■ What to do: Write out each line from the data below that includes the word "Eloquent".

============================================================

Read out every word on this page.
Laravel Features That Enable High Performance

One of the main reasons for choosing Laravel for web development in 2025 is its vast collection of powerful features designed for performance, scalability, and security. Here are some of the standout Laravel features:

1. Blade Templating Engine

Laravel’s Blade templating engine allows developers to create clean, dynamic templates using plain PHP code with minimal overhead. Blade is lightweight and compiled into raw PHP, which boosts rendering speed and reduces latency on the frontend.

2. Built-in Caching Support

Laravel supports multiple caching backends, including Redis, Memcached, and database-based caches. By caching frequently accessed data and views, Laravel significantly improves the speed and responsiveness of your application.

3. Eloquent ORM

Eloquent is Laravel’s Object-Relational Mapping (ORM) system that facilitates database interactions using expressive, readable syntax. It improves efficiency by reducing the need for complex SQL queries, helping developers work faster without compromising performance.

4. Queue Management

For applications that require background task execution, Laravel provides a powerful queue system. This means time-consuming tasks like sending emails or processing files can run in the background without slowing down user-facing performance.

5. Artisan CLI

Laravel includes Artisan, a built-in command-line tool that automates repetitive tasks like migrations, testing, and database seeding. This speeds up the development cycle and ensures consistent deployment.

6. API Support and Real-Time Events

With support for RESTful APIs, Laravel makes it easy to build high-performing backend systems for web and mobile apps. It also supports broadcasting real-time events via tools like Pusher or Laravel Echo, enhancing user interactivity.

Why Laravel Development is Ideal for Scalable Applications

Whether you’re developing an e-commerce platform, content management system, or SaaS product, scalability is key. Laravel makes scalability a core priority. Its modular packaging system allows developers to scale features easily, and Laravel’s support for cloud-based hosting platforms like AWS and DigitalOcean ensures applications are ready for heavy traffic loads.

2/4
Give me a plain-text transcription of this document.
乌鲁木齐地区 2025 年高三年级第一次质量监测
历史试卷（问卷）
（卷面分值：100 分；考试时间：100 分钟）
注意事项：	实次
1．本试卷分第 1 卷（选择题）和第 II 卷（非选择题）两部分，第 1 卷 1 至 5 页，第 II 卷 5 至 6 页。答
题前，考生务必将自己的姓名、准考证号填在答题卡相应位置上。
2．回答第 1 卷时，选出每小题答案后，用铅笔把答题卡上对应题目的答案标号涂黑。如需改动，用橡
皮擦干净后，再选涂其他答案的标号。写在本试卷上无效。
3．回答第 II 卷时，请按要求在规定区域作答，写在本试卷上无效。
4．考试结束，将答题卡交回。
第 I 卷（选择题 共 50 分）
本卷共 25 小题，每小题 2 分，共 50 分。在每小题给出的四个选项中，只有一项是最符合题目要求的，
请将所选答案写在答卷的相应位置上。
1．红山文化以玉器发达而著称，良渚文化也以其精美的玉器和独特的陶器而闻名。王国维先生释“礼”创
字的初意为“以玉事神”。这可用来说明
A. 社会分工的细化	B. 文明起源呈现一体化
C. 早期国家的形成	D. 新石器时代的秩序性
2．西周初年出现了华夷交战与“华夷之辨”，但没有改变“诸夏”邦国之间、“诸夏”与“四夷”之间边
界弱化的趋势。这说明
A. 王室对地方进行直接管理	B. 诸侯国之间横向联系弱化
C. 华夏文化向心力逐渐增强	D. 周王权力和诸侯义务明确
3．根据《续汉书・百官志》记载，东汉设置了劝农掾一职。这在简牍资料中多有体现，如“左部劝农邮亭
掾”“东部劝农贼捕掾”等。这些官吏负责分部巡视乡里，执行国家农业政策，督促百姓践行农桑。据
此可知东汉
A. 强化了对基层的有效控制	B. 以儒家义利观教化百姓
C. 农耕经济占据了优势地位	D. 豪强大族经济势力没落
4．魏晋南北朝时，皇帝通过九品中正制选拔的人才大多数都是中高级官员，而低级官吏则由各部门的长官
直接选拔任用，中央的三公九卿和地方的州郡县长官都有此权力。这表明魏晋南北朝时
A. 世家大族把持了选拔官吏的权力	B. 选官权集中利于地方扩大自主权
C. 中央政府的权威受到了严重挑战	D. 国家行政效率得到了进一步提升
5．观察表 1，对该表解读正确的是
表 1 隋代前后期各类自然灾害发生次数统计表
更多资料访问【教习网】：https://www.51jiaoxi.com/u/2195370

============================================================

■ Written answer:
3. Eloquent ORM
Eloquent is Laravel’s Object-Relational Mapping (ORM) system that facilitates database interactions using expressive, readable syntax. It improves efficiency by reducing the need for complex SQL queries, helping developers work faster without compromising performance.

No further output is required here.